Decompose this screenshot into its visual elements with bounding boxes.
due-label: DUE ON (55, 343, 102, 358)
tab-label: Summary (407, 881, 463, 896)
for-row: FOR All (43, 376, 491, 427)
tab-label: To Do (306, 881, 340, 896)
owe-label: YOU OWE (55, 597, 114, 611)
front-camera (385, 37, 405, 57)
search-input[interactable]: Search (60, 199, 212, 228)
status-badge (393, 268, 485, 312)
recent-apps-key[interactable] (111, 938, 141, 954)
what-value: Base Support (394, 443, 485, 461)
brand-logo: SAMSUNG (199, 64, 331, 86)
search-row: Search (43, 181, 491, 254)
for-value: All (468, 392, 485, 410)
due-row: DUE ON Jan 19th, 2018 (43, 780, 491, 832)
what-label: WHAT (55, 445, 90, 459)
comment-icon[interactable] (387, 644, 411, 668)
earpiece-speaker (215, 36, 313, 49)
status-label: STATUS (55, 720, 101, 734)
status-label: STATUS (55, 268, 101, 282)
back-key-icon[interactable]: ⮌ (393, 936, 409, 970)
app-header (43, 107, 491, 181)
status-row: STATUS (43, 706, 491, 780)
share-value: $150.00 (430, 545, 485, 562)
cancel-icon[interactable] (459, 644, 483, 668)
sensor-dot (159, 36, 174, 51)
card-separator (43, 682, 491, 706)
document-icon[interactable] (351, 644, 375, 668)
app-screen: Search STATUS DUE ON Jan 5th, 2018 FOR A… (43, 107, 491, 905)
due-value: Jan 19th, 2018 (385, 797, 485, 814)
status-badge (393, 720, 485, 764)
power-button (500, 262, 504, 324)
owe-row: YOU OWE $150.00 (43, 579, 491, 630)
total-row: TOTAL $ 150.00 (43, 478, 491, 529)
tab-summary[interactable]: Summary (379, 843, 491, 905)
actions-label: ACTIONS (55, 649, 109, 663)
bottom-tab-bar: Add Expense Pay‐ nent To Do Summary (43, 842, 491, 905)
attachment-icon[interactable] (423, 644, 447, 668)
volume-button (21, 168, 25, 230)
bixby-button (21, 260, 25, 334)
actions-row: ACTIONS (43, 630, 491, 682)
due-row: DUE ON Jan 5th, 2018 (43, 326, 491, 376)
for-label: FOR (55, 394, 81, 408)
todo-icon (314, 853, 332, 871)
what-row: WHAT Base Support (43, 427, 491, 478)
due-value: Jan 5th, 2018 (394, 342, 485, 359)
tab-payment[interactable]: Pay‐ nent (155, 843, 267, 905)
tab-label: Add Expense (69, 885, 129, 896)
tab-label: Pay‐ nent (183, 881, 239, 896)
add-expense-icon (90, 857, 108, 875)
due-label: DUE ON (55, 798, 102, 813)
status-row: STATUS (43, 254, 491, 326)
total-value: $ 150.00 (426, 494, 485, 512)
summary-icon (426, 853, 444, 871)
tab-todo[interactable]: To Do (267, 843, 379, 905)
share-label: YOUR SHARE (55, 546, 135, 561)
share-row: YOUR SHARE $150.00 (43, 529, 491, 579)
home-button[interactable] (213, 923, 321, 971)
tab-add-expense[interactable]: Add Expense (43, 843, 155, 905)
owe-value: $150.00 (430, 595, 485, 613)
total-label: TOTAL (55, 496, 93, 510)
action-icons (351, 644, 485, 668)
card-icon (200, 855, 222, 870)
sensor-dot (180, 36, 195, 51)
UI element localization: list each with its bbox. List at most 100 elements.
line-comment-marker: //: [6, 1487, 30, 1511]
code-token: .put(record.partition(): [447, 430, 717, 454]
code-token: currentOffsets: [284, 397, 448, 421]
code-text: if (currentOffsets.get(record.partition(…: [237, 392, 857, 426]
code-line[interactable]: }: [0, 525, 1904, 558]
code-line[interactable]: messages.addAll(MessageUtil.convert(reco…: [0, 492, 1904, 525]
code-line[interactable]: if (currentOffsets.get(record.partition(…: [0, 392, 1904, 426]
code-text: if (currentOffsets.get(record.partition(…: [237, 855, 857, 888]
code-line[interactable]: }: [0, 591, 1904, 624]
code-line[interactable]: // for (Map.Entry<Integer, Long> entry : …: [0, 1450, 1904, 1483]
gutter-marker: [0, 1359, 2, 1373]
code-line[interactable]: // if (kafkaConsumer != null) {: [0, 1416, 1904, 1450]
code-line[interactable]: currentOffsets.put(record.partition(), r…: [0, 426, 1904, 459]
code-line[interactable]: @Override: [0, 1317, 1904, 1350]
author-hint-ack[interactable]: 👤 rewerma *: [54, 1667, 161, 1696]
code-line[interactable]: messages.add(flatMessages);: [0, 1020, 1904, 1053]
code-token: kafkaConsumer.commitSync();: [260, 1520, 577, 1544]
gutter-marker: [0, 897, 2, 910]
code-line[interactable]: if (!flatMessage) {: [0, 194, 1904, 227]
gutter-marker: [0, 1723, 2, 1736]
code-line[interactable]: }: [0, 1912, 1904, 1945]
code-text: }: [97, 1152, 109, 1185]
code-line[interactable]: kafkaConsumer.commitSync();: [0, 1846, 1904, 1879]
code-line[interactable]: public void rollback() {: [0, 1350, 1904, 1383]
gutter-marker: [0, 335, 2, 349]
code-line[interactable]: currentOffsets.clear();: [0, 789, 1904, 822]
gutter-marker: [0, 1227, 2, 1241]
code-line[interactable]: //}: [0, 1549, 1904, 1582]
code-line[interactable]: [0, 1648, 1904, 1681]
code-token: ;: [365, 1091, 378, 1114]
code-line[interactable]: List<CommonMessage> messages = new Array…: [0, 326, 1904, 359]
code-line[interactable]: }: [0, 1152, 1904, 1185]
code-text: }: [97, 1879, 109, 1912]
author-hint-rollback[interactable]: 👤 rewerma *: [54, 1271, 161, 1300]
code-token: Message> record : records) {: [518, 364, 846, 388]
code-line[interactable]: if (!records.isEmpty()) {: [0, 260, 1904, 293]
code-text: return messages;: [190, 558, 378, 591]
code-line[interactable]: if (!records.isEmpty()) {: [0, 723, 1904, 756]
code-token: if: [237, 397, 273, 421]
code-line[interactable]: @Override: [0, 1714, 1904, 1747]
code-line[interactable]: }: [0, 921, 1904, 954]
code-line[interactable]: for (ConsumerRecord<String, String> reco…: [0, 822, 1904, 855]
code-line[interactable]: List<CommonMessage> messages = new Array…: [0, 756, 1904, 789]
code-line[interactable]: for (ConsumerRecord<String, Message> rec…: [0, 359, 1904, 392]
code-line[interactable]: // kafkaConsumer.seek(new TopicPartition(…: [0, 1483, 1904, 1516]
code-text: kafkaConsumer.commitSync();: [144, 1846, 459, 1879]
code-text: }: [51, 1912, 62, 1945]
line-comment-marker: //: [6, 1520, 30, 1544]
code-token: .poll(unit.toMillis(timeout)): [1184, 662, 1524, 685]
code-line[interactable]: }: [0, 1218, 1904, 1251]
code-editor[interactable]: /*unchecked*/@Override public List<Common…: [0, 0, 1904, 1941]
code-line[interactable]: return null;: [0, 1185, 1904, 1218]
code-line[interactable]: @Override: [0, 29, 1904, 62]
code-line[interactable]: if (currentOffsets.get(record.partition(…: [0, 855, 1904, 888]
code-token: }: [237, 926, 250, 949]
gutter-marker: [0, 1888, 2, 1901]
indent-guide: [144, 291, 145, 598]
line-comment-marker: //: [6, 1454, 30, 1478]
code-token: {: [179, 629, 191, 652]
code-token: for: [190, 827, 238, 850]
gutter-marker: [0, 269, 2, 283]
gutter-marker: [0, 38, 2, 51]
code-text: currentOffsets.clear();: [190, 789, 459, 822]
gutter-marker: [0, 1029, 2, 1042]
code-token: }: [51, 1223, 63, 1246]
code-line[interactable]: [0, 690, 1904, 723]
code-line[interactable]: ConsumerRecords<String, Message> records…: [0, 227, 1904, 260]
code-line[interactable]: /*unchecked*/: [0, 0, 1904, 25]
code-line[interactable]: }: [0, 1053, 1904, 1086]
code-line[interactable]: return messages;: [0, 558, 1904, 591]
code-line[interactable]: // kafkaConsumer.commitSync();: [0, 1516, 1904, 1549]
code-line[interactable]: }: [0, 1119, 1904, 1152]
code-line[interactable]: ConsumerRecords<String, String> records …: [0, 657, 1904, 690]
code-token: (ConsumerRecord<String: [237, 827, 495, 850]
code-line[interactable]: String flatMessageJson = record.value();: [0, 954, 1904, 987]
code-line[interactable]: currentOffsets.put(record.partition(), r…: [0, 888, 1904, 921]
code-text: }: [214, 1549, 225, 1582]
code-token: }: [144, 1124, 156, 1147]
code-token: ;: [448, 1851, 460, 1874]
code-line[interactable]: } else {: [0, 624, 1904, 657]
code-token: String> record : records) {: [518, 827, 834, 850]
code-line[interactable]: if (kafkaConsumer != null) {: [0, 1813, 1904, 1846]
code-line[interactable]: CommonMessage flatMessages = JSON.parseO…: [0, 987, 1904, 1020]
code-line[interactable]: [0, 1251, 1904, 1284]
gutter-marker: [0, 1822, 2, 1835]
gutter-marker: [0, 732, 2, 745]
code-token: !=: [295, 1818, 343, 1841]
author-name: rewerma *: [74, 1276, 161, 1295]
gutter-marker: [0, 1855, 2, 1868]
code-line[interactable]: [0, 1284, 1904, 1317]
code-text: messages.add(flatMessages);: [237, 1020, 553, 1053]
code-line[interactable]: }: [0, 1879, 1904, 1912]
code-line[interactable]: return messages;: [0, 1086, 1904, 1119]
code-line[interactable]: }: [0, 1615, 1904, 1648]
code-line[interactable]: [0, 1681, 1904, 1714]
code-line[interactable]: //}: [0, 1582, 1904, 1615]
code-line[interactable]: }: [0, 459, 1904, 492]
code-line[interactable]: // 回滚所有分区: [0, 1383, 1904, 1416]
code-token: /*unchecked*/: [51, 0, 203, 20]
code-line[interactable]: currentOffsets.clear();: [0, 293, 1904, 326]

----------------

Task instructions
Please reproduce the data above word for word, starting at its first line and ending with the line that contains "tab-summary[interactable]: Summary (379, 843, 491, 905)", both included, and nothing beyond that.

In response
Decompose this screenshot into its visual elements with bounding boxes.
due-label: DUE ON (55, 343, 102, 358)
tab-label: Summary (407, 881, 463, 896)
for-row: FOR All (43, 376, 491, 427)
tab-label: To Do (306, 881, 340, 896)
owe-label: YOU OWE (55, 597, 114, 611)
front-camera (385, 37, 405, 57)
search-input[interactable]: Search (60, 199, 212, 228)
status-badge (393, 268, 485, 312)
recent-apps-key[interactable] (111, 938, 141, 954)
what-value: Base Support (394, 443, 485, 461)
brand-logo: SAMSUNG (199, 64, 331, 86)
search-row: Search (43, 181, 491, 254)
for-value: All (468, 392, 485, 410)
due-row: DUE ON Jan 19th, 2018 (43, 780, 491, 832)
what-label: WHAT (55, 445, 90, 459)
comment-icon[interactable] (387, 644, 411, 668)
earpiece-speaker (215, 36, 313, 49)
status-label: STATUS (55, 720, 101, 734)
status-label: STATUS (55, 268, 101, 282)
back-key-icon[interactable]: ⮌ (393, 936, 409, 970)
app-header (43, 107, 491, 181)
status-row: STATUS (43, 706, 491, 780)
share-value: $150.00 (430, 545, 485, 562)
cancel-icon[interactable] (459, 644, 483, 668)
sensor-dot (159, 36, 174, 51)
card-separator (43, 682, 491, 706)
document-icon[interactable] (351, 644, 375, 668)
app-screen: Search STATUS DUE ON Jan 5th, 2018 FOR A… (43, 107, 491, 905)
due-value: Jan 19th, 2018 (385, 797, 485, 814)
status-badge (393, 720, 485, 764)
power-button (500, 262, 504, 324)
owe-row: YOU OWE $150.00 (43, 579, 491, 630)
total-row: TOTAL $ 150.00 (43, 478, 491, 529)
tab-summary[interactable]: Summary (379, 843, 491, 905)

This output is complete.